+++ Listing
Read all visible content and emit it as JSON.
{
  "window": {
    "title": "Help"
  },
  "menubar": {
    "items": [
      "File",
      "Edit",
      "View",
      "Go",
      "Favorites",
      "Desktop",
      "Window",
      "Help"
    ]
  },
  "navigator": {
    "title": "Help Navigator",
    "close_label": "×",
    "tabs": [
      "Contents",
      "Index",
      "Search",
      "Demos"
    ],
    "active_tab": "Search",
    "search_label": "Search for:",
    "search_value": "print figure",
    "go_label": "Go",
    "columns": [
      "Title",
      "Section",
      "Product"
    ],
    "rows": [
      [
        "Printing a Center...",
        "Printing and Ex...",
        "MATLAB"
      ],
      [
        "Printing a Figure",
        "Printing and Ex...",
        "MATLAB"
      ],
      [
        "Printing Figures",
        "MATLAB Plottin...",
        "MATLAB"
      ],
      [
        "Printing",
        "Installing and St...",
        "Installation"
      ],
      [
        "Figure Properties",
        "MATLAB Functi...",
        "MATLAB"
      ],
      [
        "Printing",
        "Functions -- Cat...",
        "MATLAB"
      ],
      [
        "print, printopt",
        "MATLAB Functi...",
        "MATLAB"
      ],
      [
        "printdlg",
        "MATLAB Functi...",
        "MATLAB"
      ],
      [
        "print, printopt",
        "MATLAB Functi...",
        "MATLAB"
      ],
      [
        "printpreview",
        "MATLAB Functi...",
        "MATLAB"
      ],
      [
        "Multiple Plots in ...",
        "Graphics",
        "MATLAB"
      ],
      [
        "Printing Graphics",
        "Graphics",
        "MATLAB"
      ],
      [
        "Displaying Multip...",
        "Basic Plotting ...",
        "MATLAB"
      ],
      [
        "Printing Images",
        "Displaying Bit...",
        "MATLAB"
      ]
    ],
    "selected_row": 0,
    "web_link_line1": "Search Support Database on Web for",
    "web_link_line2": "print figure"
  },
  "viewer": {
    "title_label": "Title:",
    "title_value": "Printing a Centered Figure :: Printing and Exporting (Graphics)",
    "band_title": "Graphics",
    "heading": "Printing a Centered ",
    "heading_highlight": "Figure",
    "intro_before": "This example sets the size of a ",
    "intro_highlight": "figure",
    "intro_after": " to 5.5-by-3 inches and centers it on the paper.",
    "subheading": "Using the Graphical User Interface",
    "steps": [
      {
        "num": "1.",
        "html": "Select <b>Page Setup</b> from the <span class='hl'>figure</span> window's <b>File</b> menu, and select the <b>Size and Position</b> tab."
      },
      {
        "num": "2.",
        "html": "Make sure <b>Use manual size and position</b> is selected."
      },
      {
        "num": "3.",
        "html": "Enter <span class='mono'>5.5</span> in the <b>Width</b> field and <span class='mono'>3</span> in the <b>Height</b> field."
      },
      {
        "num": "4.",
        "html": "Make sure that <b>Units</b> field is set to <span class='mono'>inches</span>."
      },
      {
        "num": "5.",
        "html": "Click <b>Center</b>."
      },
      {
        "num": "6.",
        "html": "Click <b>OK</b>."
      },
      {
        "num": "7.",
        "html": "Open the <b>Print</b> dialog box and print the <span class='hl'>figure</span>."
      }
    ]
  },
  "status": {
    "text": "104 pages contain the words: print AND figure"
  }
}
++++++
Exercise
Write down only how many lines in the listing contain the word "Printing".

Solution to this task
11